The problem
For each record below, give an exact transcription.

********************

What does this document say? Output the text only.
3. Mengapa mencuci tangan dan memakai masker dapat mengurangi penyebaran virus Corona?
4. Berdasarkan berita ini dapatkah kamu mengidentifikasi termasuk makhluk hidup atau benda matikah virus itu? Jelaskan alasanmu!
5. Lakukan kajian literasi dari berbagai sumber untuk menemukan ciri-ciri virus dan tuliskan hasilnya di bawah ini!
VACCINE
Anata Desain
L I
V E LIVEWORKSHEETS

********************

Result of this task
What does this document say? Output the text only.
3. Mengapa mencuci tangan dan memakai masker dapat mengurangi penyebaran virus Corona?
4. Berdasarkan berita ini dapatkah kamu mengidentifikasi termasuk makhluk hidup atau benda matikah virus itu? Jelaskan alasanmu!
5. Lakukan kajian literasi dari berbagai sumber untuk menemukan ciri-ciri virus dan tuliskan hasilnya di bawah ini!
VACCINE
Anata Desain
L I
V E LIVEWORKSHEETS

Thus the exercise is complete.